* [RECORDS FOR THE EXERCISE]:
○ ○ ○
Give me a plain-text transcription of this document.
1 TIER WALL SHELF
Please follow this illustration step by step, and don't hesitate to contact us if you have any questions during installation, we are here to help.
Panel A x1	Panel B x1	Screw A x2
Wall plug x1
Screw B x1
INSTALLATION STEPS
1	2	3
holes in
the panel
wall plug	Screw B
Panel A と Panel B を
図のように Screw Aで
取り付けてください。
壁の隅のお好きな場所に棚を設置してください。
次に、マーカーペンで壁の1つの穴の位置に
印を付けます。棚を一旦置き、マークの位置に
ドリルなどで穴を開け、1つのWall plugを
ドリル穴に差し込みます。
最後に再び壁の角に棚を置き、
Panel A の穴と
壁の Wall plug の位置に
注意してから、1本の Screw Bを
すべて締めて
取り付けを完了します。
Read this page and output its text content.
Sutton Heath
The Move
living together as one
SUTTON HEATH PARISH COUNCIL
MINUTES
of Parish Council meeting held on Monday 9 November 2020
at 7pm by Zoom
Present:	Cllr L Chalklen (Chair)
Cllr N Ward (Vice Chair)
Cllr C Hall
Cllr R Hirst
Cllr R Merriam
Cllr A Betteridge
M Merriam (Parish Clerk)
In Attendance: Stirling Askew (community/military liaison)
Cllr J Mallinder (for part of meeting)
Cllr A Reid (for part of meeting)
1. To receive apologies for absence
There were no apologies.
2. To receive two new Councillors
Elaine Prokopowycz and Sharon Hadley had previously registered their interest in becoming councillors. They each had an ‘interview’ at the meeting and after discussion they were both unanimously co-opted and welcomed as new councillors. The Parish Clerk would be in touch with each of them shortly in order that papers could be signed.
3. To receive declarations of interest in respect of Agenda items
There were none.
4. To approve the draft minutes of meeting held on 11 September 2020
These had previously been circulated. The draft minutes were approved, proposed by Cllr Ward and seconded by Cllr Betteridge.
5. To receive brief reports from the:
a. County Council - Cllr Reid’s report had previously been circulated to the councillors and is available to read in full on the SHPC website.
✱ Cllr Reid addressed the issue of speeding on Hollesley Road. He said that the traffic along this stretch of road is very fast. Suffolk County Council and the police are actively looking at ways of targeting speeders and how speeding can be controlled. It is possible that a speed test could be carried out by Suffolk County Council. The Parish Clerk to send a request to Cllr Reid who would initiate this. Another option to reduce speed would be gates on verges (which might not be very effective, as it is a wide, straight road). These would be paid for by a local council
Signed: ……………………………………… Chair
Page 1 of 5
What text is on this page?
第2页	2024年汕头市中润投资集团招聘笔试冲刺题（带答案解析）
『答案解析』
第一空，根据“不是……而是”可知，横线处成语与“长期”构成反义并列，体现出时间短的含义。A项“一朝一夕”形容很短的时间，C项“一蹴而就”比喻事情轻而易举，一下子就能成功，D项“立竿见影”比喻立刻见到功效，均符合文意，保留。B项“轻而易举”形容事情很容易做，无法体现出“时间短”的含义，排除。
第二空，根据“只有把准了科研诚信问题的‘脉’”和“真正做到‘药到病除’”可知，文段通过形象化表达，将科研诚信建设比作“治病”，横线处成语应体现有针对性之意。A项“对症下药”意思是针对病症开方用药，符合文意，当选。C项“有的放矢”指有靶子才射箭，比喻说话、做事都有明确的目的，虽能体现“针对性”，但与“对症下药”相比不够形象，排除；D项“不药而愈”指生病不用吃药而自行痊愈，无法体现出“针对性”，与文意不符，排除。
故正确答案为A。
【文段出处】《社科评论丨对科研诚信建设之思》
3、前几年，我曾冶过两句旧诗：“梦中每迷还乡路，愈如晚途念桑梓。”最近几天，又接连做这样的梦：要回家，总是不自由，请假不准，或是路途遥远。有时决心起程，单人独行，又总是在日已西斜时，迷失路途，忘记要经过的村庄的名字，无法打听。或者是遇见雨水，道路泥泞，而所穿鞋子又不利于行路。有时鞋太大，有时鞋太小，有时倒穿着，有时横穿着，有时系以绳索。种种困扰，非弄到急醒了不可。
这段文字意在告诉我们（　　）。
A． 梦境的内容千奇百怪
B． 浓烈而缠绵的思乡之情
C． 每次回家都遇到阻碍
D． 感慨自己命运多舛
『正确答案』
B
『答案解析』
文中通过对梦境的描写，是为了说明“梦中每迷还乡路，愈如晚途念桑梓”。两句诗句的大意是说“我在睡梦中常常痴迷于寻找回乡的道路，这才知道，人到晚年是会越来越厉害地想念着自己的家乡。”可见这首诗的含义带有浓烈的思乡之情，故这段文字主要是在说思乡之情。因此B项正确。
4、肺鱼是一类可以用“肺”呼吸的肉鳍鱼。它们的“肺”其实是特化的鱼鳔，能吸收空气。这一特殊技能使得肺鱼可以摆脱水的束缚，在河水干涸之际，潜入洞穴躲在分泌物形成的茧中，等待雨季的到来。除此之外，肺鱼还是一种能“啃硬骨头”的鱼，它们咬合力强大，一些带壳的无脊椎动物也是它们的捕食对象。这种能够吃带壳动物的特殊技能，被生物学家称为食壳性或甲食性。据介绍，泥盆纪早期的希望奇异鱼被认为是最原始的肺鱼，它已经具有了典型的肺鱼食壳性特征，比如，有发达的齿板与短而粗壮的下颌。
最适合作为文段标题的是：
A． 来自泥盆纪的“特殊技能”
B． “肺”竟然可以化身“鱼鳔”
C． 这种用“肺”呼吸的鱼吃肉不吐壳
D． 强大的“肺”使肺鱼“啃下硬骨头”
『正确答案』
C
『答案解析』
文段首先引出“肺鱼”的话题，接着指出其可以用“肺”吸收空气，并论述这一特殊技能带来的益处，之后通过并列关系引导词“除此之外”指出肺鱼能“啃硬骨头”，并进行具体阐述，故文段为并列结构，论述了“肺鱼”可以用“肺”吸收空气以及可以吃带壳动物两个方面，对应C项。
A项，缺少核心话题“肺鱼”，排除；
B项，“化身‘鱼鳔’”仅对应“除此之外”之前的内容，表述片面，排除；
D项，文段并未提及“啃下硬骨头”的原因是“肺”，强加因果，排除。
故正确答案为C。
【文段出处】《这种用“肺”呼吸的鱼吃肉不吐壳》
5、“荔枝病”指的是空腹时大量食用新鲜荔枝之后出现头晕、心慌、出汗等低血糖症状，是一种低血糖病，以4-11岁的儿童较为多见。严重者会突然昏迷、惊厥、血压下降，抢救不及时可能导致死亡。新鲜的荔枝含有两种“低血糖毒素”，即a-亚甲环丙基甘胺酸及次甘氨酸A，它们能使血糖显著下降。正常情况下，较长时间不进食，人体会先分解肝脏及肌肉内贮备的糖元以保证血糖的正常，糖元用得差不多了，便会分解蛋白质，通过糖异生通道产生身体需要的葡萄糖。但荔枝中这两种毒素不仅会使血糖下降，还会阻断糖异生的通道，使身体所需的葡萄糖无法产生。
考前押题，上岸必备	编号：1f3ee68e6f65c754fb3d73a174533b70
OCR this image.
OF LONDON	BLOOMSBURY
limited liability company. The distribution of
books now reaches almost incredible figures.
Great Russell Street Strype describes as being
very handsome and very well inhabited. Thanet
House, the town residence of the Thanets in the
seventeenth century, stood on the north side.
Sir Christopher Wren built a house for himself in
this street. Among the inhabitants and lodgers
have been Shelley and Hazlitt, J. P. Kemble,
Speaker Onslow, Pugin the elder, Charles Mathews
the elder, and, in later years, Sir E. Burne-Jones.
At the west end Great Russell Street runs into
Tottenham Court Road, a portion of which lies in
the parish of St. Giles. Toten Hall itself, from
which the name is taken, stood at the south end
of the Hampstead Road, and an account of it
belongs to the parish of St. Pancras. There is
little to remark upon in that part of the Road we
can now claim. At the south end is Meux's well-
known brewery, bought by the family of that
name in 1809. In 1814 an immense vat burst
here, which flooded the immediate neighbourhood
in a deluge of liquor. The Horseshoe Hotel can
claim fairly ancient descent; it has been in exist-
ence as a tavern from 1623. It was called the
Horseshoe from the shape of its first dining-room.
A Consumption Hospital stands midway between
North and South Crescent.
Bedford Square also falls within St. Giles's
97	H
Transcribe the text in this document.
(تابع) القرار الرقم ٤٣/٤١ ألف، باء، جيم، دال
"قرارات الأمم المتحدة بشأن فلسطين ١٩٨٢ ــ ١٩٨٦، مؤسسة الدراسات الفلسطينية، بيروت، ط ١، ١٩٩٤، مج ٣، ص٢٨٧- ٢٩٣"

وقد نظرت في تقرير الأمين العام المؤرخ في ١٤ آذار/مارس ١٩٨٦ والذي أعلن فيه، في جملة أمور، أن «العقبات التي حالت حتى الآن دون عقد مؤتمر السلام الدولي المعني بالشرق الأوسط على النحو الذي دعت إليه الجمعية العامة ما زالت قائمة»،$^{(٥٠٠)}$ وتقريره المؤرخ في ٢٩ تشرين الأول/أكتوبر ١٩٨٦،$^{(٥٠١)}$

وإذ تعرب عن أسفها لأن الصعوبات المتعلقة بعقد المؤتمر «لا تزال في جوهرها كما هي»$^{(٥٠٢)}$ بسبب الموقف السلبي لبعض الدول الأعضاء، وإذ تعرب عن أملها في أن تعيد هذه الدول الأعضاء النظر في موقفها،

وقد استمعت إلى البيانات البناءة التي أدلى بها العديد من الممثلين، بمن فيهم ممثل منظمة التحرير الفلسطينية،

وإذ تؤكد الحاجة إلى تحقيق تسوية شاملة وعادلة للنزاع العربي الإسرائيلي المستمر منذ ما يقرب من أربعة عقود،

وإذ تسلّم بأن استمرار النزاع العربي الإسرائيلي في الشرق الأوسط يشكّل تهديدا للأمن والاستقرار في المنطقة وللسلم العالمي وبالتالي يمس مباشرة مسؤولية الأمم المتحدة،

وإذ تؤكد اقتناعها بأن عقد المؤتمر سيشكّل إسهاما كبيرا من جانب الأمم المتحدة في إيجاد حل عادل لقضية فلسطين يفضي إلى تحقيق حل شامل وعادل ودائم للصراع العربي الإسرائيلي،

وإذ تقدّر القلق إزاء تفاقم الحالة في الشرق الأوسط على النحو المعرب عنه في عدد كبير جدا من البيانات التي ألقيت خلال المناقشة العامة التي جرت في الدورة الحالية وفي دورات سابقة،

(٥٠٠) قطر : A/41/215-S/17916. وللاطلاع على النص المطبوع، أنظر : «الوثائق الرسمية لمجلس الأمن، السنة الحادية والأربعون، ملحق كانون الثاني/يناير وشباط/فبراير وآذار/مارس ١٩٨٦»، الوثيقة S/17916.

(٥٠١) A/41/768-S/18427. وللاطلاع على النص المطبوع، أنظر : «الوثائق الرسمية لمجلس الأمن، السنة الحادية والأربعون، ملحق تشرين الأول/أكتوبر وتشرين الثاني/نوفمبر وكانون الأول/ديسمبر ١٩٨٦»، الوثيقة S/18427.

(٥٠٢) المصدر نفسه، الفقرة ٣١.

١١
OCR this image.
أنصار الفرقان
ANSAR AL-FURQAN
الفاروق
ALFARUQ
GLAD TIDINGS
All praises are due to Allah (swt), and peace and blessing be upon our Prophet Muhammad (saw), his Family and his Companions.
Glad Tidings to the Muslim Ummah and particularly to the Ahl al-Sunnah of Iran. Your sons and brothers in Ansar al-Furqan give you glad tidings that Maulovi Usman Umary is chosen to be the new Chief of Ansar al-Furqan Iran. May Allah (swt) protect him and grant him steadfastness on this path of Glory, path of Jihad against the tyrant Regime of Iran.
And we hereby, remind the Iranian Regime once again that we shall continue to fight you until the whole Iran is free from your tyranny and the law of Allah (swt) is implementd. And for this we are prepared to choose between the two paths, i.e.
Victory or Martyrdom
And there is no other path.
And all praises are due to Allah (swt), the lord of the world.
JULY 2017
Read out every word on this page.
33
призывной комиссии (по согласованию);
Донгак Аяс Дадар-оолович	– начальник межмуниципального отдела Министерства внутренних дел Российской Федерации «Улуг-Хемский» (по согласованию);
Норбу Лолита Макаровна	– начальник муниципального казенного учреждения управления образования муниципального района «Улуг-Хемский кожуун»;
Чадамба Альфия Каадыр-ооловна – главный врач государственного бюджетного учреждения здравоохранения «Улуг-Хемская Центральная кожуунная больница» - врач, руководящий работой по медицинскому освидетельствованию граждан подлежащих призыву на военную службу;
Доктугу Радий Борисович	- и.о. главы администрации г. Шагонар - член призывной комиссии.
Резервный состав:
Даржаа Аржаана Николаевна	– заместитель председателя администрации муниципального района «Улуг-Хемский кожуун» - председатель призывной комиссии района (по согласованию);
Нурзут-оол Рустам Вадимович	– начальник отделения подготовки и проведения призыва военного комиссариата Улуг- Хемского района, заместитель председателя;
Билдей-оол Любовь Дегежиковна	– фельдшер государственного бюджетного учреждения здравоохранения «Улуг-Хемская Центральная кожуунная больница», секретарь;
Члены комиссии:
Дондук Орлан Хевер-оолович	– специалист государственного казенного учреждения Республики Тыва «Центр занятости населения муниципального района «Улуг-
○ ○ ○
* [DIRECTIONS]: From the records above, how many lines include the word "председателя"? Only the number is wanted.

* [OUTPUT FOR THIS TASK]: 2